** What to do **
In full and without alteration, repeat the material.

Data extracted from a collection:
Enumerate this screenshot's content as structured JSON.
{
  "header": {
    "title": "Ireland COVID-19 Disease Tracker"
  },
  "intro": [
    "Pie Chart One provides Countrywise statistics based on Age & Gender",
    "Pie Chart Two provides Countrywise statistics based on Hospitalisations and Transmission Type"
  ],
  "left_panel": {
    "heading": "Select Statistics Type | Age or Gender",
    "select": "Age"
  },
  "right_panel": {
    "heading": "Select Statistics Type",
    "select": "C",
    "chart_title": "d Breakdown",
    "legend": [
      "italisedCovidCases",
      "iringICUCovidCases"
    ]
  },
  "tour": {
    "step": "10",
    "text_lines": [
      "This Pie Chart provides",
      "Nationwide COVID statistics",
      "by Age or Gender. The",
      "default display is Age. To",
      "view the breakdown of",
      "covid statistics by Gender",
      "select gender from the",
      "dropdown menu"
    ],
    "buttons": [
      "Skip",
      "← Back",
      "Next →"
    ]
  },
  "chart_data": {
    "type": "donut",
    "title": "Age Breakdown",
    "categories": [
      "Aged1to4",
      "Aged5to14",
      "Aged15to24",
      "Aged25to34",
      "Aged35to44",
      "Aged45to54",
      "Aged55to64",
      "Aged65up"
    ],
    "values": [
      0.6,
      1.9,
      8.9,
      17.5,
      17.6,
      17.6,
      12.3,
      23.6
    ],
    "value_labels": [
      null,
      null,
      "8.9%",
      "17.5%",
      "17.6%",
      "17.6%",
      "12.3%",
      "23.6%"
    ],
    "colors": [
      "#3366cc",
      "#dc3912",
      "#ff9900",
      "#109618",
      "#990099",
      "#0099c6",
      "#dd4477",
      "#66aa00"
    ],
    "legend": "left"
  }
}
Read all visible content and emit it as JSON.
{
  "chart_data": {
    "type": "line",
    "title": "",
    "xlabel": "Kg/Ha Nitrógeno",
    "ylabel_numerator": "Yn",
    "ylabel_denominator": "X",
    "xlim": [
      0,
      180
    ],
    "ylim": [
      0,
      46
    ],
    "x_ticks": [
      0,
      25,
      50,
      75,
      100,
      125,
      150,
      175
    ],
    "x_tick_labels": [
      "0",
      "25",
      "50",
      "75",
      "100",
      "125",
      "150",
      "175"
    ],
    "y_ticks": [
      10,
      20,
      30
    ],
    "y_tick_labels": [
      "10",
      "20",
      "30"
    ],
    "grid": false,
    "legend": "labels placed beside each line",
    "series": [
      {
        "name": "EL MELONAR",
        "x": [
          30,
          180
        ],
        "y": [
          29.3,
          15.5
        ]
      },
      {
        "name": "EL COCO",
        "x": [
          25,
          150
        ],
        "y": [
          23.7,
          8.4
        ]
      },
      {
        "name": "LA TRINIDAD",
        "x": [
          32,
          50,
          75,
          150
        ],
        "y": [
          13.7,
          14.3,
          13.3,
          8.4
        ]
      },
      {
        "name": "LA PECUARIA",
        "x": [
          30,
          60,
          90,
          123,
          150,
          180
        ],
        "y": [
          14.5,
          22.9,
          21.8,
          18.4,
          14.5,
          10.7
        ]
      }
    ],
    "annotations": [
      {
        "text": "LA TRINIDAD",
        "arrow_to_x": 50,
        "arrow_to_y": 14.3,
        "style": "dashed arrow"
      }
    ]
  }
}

** Task response **
Enumerate this screenshot's content as structured JSON.
{
  "header": {
    "title": "Ireland COVID-19 Disease Tracker"
  },
  "intro": [
    "Pie Chart One provides Countrywise statistics based on Age & Gender",
    "Pie Chart Two provides Countrywise statistics based on Hospitalisations and Transmission Type"
  ],
  "left_panel": {
    "heading": "Select Statistics Type | Age or Gender",
    "select": "Age"
  },
  "right_panel": {
    "heading": "Select Statistics Type",
    "select": "C",
    "chart_title": "d Breakdown",
    "legend": [
      "italisedCovidCases",
      "iringICUCovidCases"
    ]
  },
  "tour": {
    "step": "10",
    "text_lines": [
      "This Pie Chart provides",
      "Nationwide COVID statistics",
      "by Age or Gender. The",
      "default display is Age. To",
      "view the breakdown of",
      "covid statistics by Gender",
      "select gender from the",
      "dropdown menu"
    ],
    "buttons": [
      "Skip",
      "← Back",
      "Next →"
    ]
  },
  "chart_data": {
    "type": "donut",
    "title": "Age Breakdown",
    "categories": [
      "Aged1to4",
      "Aged5to14",
      "Aged15to24",
      "Aged25to34",
      "Aged35to44",
      "Aged45to54",
      "Aged55to64",
      "Aged65up"
    ],
    "values": [
      0.6,
      1.9,
      8.9,
      17.5,
      17.6,
      17.6,
      12.3,
      23.6
    ],
    "value_labels": [
      null,
      null,
      "8.9%",
      "17.5%",
      "17.6%",
      "17.6%",
      "12.3%",
      "23.6%"
    ],
    "colors": [
      "#3366cc",
      "#dc3912",
      "#ff9900",
      "#109618",
      "#990099",
      "#0099c6",
      "#dd4477",
      "#66aa00"
    ],
    "legend": "left"
  }
}
Read all visible content and emit it as JSON.
{
  "chart_data": {
    "type": "line",
    "title": "",
    "xlabel": "Kg/Ha Nitrógeno",
    "ylabel_numerator": "Yn",
    "ylabel_denominator": "X",
    "xlim": [
      0,
      180
    ],
    "ylim": [
      0,
      46
    ],
    "x_ticks": [
      0,
      25,
      50,
      75,
      100,
      125,
      150,
      175
    ],
    "x_tick_labels": [
      "0",
      "25",
      "50",
      "75",
      "100",
      "125",
      "150",
      "175"
    ],
    "y_ticks": [
      10,
      20,
      30
    ],
    "y_tick_labels": [
      "10",
      "20",
      "30"
    ],
    "grid": false,
    "legend": "labels placed beside each line",
    "series": [
      {
        "name": "EL MELONAR",
        "x": [
          30,
          180
        ],
        "y": [
          29.3,
          15.5
        ]
      },
      {
        "name": "EL COCO",
        "x": [
          25,
          150
        ],
        "y": [
          23.7,
          8.4
        ]
      },
      {
        "name": "LA TRINIDAD",
        "x": [
          32,
          50,
          75,
          150
        ],
        "y": [
          13.7,
          14.3,
          13.3,
          8.4
        ]
      },
      {
        "name": "LA PECUARIA",
        "x": [
          30,
          60,
          90,
          123,
          150,
          180
        ],
        "y": [
          14.5,
          22.9,
          21.8,
          18.4,
          14.5,
          10.7
        ]
      }
    ],
    "annotations": [
      {
        "text": "LA TRINIDAD",
        "arrow_to_x": 50,
        "arrow_to_y": 14.3,
        "style": "dashed arrow"
      }
    ]
  }
}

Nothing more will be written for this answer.